Challenge: Exactly reproduce all the records, keeping pictures out of the copy.

Input:
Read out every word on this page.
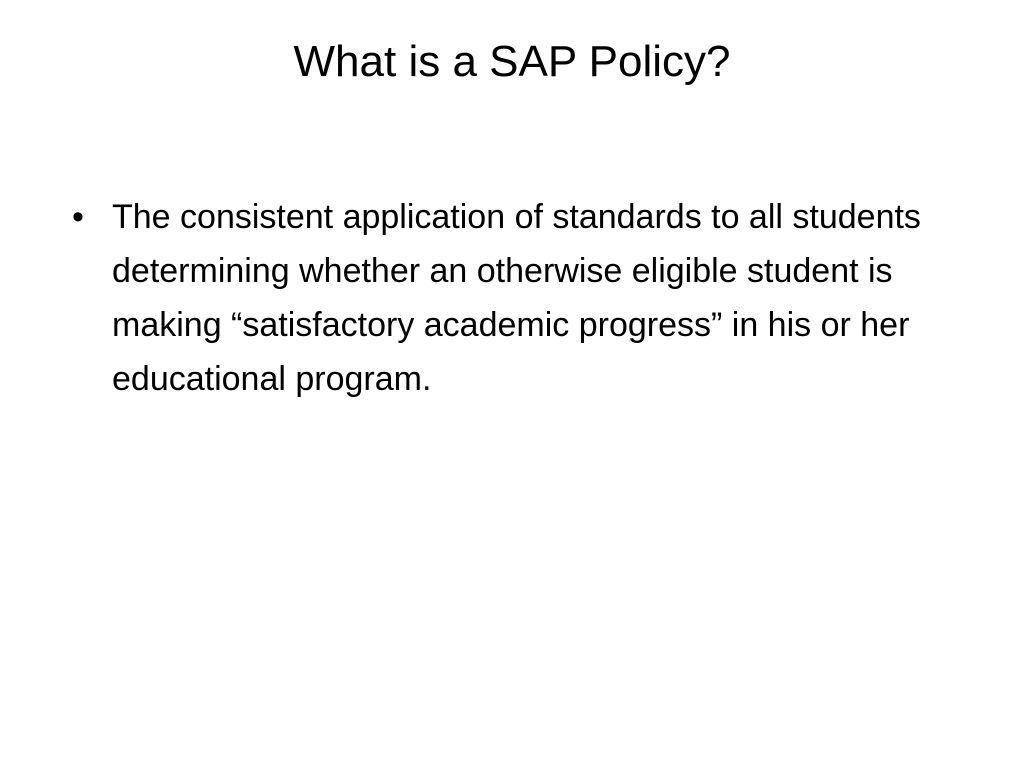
What is a SAP Policy?
• The consistent application of standards to all students determining whether an otherwise eligible student is making “satisfactory academic progress” in his or her educational program.
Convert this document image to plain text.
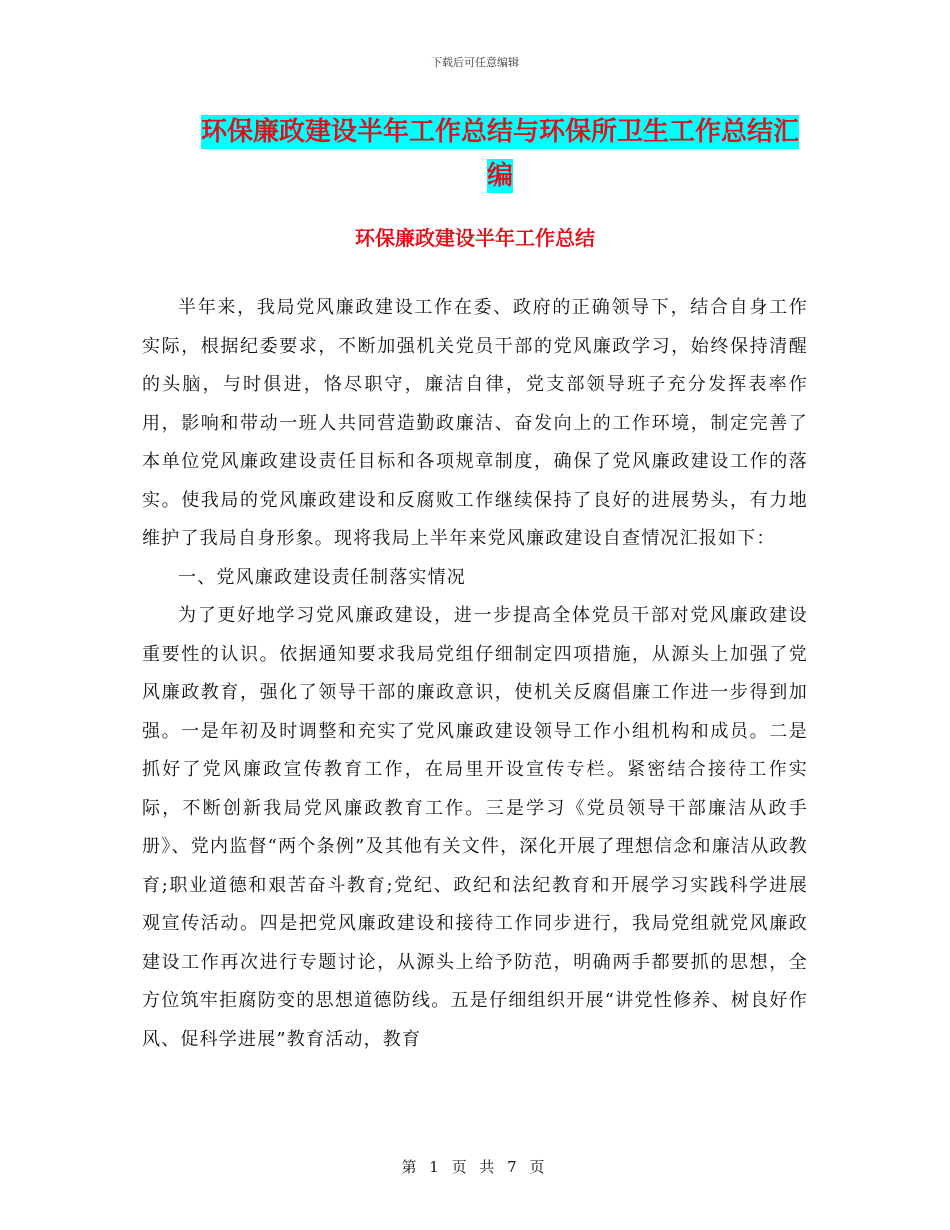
下载后可任意编辑
环保廉政建设半年工作总结与环保所卫生工作总结汇编
环保廉政建设半年工作总结

半年来，我局党风廉政建设工作在委、政府的正确领导下，结合自身工作实际，根据纪委要求，不断加强机关党员干部的党风廉政学习，始终保持清醒的头脑，与时俱进，恪尽职守，廉洁自律，党支部领导班子充分发挥表率作用，影响和带动一班人共同营造勤政廉洁、奋发向上的工作环境，制定完善了本单位党风廉政建设责任目标和各项规章制度，确保了党风廉政建设工作的落实。使我局的党风廉政建设和反腐败工作继续保持了良好的进展势头，有力地维护了我局自身形象。现将我局上半年来党风廉政建设自查情况汇报如下：

一、党风廉政建设责任制落实情况

为了更好地学习党风廉政建设，进一步提高全体党员干部对党风廉政建设重要性的认识。依据通知要求我局党组仔细制定四项措施，从源头上加强了党风廉政教育，强化了领导干部的廉政意识，使机关反腐倡廉工作进一步得到加强。一是年初及时调整和充实了党风廉政建设领导工作小组机构和成员。二是抓好了党风廉政宣传教育工作，在局里开设宣传专栏。紧密结合接待工作实际，不断创新我局党风廉政教育工作。三是学习《党员领导干部廉洁从政手册》、党内监督“两个条例”及其他有关文件，深化开展了理想信念和廉洁从政教育;职业道德和艰苦奋斗教育;党纪、政纪和法纪教育和开展学习实践科学进展观宣传活动。四是把党风廉政建设和接待工作同步进行，我局党组就党风廉政建设工作再次进行专题讨论，从源头上给予防范，明确两手都要抓的思想，全方位筑牢拒腐防变的思想道德防线。五是仔细组织开展“讲党性修养、树良好作风、促科学进展”教育活动，教育

第 1 页 共 7 页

Solution to the problem:
Read out every word on this page.
What is a SAP Policy?
• The consistent application of standards to all students determining whether an otherwise eligible student is making “satisfactory academic progress” in his or her educational program.
Convert this document image to plain text.
下载后可任意编辑
环保廉政建设半年工作总结与环保所卫生工作总结汇编
环保廉政建设半年工作总结

半年来，我局党风廉政建设工作在委、政府的正确领导下，结合自身工作实际，根据纪委要求，不断加强机关党员干部的党风廉政学习，始终保持清醒的头脑，与时俱进，恪尽职守，廉洁自律，党支部领导班子充分发挥表率作用，影响和带动一班人共同营造勤政廉洁、奋发向上的工作环境，制定完善了本单位党风廉政建设责任目标和各项规章制度，确保了党风廉政建设工作的落实。使我局的党风廉政建设和反腐败工作继续保持了良好的进展势头，有力地维护了我局自身形象。现将我局上半年来党风廉政建设自查情况汇报如下：

一、党风廉政建设责任制落实情况

为了更好地学习党风廉政建设，进一步提高全体党员干部对党风廉政建设重要性的认识。依据通知要求我局党组仔细制定四项措施，从源头上加强了党风廉政教育，强化了领导干部的廉政意识，使机关反腐倡廉工作进一步得到加强。一是年初及时调整和充实了党风廉政建设领导工作小组机构和成员。二是抓好了党风廉政宣传教育工作，在局里开设宣传专栏。紧密结合接待工作实际，不断创新我局党风廉政教育工作。三是学习《党员领导干部廉洁从政手册》、党内监督“两个条例”及其他有关文件，深化开展了理想信念和廉洁从政教育;职业道德和艰苦奋斗教育;党纪、政纪和法纪教育和开展学习实践科学进展观宣传活动。四是把党风廉政建设和接待工作同步进行，我局党组就党风廉政建设工作再次进行专题讨论，从源头上给予防范，明确两手都要抓的思想，全方位筑牢拒腐防变的思想道德防线。五是仔细组织开展“讲党性修养、树良好作风、促科学进展”教育活动，教育

第 1 页 共 7 页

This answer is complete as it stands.